▶ PROBLEM DETAILS: Images must not appear in your copy; reproduce every other part of the records exactly.

***** EXTRACTED RECORDS *****

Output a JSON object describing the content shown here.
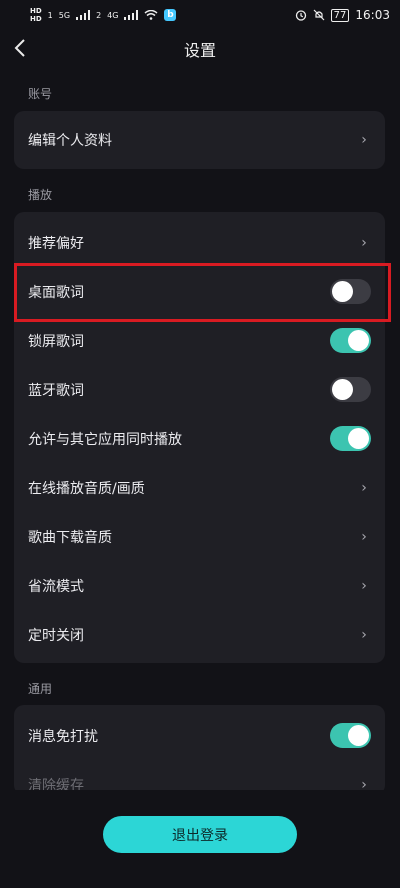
{
  "status_bar": {
    "hd_top": "HD",
    "hd_bottom": "HD",
    "sim1": "1",
    "sim2": "2",
    "net1": "5G",
    "net2": "4G",
    "battery": "77",
    "time": "16:03"
  },
  "header": {
    "title": "设置"
  },
  "sections": {
    "account": {
      "label": "账号",
      "items": [
        {
          "label": "编辑个人资料"
        }
      ]
    },
    "playback": {
      "label": "播放",
      "items": [
        {
          "label": "推荐偏好"
        },
        {
          "label": "桌面歌词",
          "toggle": "off"
        },
        {
          "label": "锁屏歌词",
          "toggle": "on"
        },
        {
          "label": "蓝牙歌词",
          "toggle": "off"
        },
        {
          "label": "允许与其它应用同时播放",
          "toggle": "on"
        },
        {
          "label": "在线播放音质/画质"
        },
        {
          "label": "歌曲下载音质"
        },
        {
          "label": "省流模式"
        },
        {
          "label": "定时关闭"
        }
      ]
    },
    "general": {
      "label": "通用",
      "items": [
        {
          "label": "消息免打扰",
          "toggle": "on"
        },
        {
          "label": "清除缓存"
        }
      ]
    }
  },
  "footer": {
    "logout_label": "退出登录"
  },
  "colors": {
    "background": "#121217",
    "card": "#1f1f25",
    "toggle_on": "#3cc4b0",
    "toggle_off": "#3c3c43",
    "logout_button": "#2cd6d6",
    "highlight_box": "#d81b22"
  }
}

*****

▶ COMPLETE OUTPUT:
Output a JSON object describing the content shown here.
{
  "status_bar": {
    "hd_top": "HD",
    "hd_bottom": "HD",
    "sim1": "1",
    "sim2": "2",
    "net1": "5G",
    "net2": "4G",
    "battery": "77",
    "time": "16:03"
  },
  "header": {
    "title": "设置"
  },
  "sections": {
    "account": {
      "label": "账号",
      "items": [
        {
          "label": "编辑个人资料"
        }
      ]
    },
    "playback": {
      "label": "播放",
      "items": [
        {
          "label": "推荐偏好"
        },
        {
          "label": "桌面歌词",
          "toggle": "off"
        },
        {
          "label": "锁屏歌词",
          "toggle": "on"
        },
        {
          "label": "蓝牙歌词",
          "toggle": "off"
        },
        {
          "label": "允许与其它应用同时播放",
          "toggle": "on"
        },
        {
          "label": "在线播放音质/画质"
        },
        {
          "label": "歌曲下载音质"
        },
        {
          "label": "省流模式"
        },
        {
          "label": "定时关闭"
        }
      ]
    },
    "general": {
      "label": "通用",
      "items": [
        {
          "label": "消息免打扰",
          "toggle": "on"
        },
        {
          "label": "清除缓存"
        }
      ]
    }
  },
  "footer": {
    "logout_label": "退出登录"
  },
  "colors": {
    "background": "#121217",
    "card": "#1f1f25",
    "toggle_on": "#3cc4b0",
    "toggle_off": "#3c3c43",
    "logout_button": "#2cd6d6",
    "highlight_box": "#d81b22"
  }
}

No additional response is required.